((

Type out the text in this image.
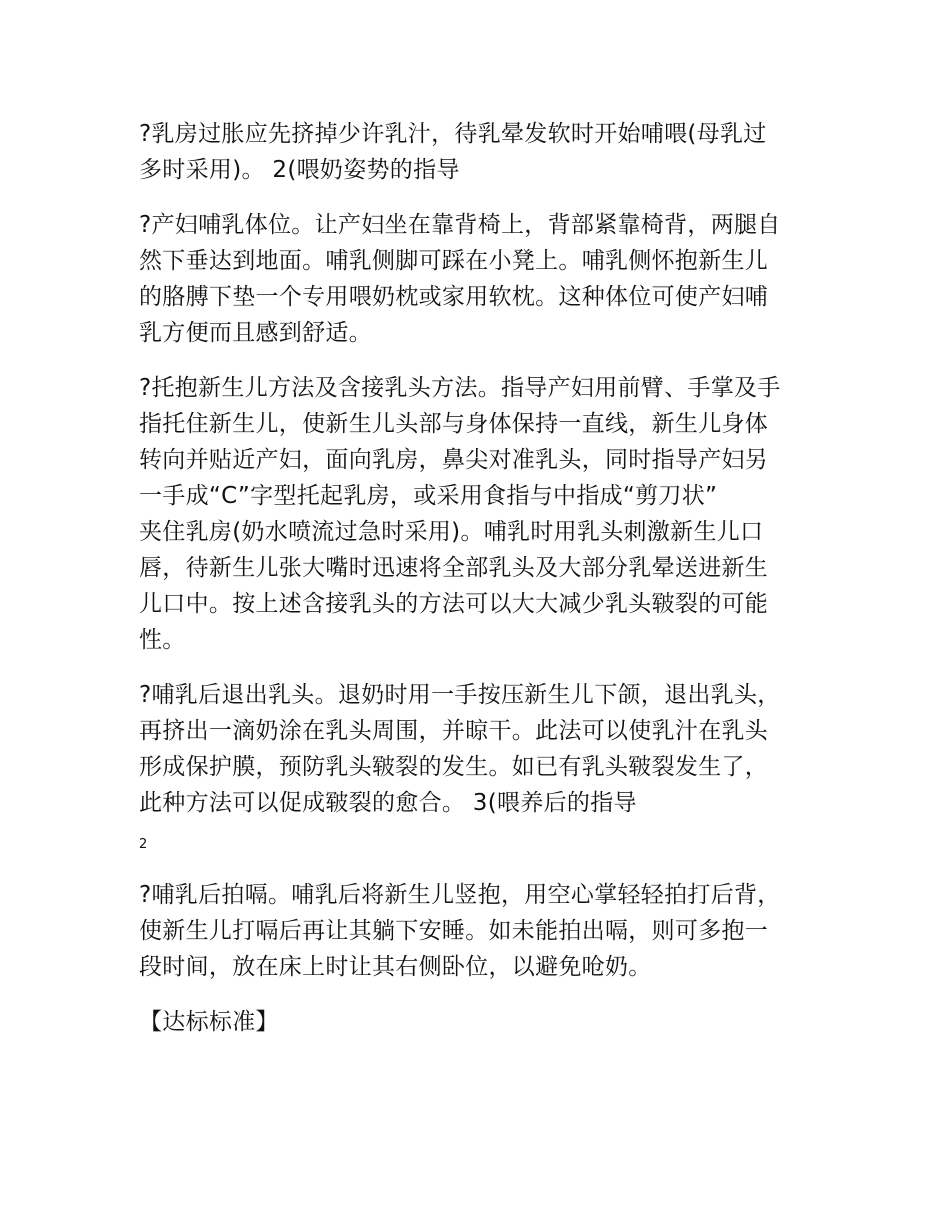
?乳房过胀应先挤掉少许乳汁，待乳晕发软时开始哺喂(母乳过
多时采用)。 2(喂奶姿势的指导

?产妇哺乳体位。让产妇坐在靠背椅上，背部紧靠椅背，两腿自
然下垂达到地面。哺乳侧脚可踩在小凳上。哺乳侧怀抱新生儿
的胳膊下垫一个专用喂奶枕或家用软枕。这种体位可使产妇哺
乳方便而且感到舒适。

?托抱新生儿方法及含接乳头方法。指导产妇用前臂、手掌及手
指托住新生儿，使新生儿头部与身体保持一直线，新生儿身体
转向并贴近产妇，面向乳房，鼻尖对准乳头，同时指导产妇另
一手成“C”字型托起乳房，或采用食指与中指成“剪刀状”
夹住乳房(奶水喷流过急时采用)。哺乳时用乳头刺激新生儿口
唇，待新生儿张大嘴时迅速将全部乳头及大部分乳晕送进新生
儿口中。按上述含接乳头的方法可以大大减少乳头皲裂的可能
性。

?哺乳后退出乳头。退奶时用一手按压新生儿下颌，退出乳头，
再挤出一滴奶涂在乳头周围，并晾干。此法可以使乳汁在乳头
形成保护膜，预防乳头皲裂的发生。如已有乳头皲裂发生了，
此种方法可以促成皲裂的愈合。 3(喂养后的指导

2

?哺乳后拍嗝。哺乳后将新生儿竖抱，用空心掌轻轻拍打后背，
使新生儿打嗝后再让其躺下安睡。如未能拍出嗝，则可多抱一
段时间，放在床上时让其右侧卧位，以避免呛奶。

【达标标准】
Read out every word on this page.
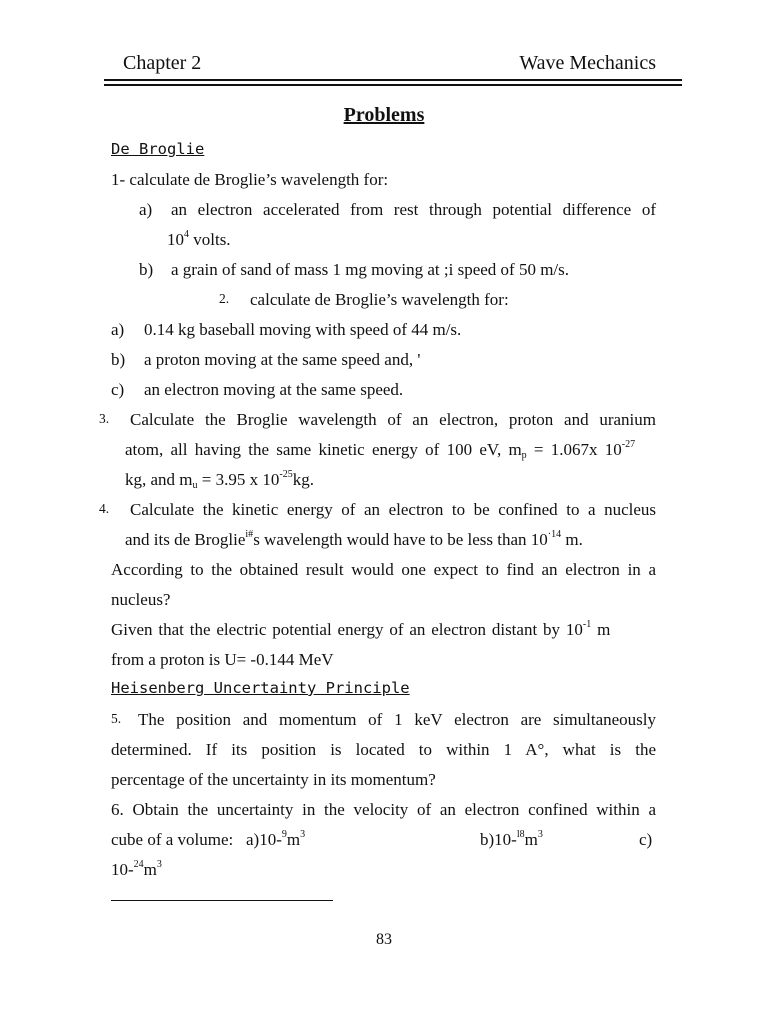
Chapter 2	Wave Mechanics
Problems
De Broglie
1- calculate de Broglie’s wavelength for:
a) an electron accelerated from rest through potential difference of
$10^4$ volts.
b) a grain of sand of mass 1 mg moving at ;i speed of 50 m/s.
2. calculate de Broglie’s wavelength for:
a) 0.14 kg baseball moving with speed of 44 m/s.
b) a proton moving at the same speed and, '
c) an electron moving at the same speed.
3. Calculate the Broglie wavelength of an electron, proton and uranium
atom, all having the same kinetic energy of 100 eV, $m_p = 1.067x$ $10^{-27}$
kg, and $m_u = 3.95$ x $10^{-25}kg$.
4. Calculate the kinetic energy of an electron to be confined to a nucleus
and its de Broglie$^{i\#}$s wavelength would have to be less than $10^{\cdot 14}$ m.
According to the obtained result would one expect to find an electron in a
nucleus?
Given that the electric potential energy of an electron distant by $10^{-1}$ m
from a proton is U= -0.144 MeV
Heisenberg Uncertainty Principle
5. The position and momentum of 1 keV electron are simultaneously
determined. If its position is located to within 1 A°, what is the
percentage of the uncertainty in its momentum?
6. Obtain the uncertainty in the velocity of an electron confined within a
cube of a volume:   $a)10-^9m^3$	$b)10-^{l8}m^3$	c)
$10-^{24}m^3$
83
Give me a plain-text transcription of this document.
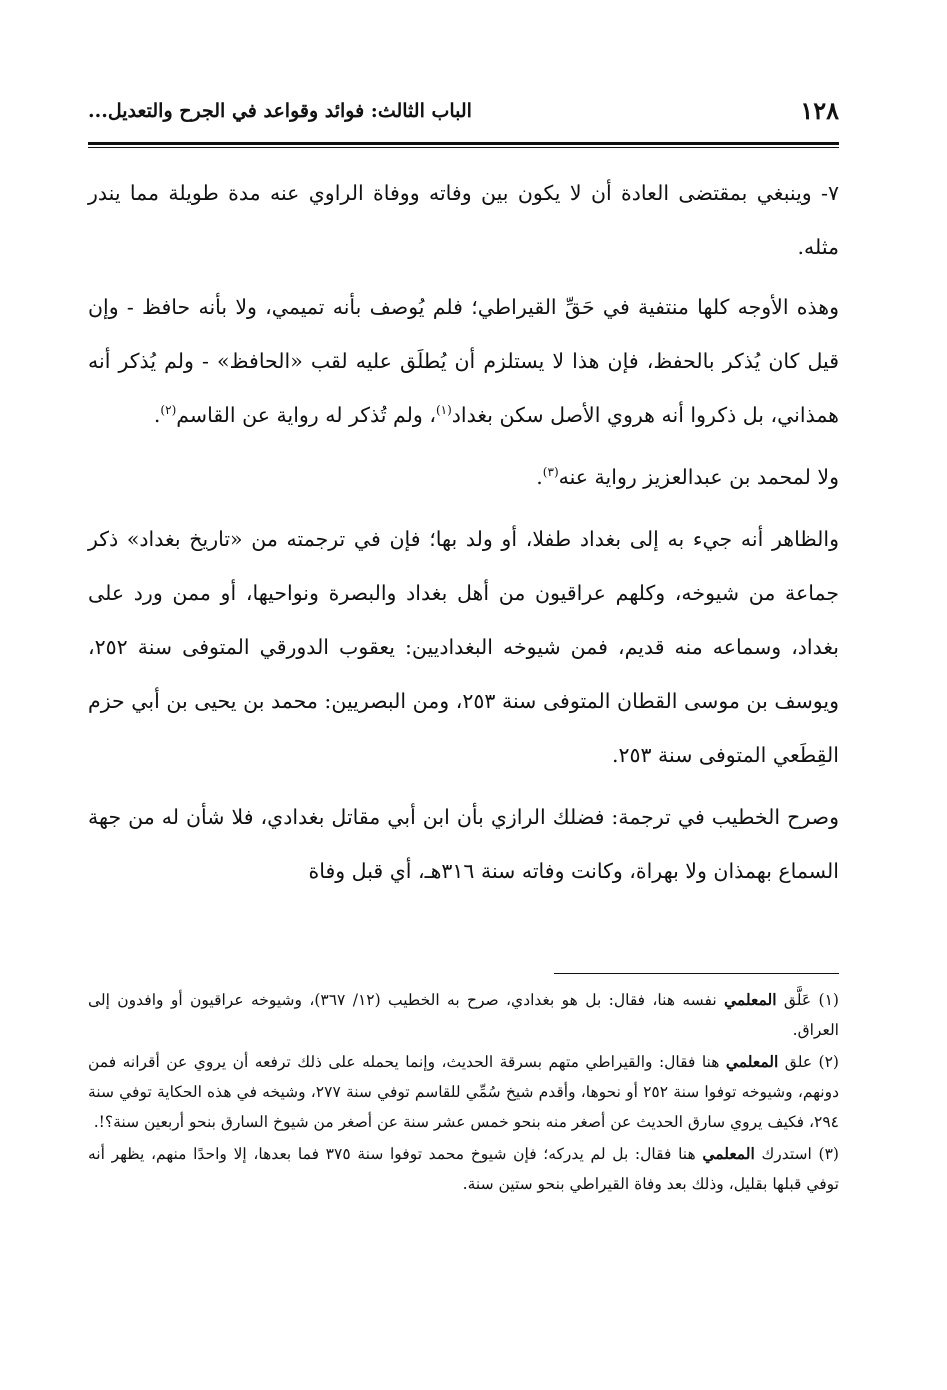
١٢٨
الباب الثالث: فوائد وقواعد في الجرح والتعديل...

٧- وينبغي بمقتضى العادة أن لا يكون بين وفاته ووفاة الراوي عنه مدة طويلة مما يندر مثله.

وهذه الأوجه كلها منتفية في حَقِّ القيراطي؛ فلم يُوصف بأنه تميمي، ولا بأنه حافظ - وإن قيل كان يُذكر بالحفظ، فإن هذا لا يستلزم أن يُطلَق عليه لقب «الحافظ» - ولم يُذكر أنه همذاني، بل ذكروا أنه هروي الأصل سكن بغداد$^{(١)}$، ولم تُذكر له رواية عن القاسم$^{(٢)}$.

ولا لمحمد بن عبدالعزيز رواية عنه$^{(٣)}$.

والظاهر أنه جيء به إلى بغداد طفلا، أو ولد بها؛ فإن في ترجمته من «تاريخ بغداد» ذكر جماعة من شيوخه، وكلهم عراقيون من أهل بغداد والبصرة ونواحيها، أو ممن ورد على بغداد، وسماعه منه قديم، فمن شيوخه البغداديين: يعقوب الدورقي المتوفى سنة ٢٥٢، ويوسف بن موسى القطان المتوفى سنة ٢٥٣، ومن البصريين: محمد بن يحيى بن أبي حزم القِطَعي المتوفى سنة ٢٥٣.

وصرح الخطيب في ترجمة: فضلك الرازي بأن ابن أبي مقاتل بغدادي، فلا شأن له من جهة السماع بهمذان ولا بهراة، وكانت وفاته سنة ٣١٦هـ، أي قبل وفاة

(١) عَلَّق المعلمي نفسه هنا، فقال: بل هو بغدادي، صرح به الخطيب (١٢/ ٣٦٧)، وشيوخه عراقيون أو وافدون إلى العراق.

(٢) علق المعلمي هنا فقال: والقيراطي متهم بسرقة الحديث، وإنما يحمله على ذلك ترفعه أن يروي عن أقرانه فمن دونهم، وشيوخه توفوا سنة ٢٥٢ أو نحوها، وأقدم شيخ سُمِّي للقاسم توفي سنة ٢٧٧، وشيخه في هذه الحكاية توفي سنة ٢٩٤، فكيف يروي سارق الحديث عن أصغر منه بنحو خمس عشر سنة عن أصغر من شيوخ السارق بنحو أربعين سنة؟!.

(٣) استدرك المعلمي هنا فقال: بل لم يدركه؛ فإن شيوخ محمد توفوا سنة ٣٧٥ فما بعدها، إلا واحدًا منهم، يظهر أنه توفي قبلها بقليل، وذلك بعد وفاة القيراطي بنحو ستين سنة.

))

-- Task --
Pick out the lines containing the string "would".

-- Answer for the task --
and its de Broglie$^{i\#}$s wavelength would have to be less than $10^{\cdot 14}$ m.
According to the obtained result would one expect to find an electron in a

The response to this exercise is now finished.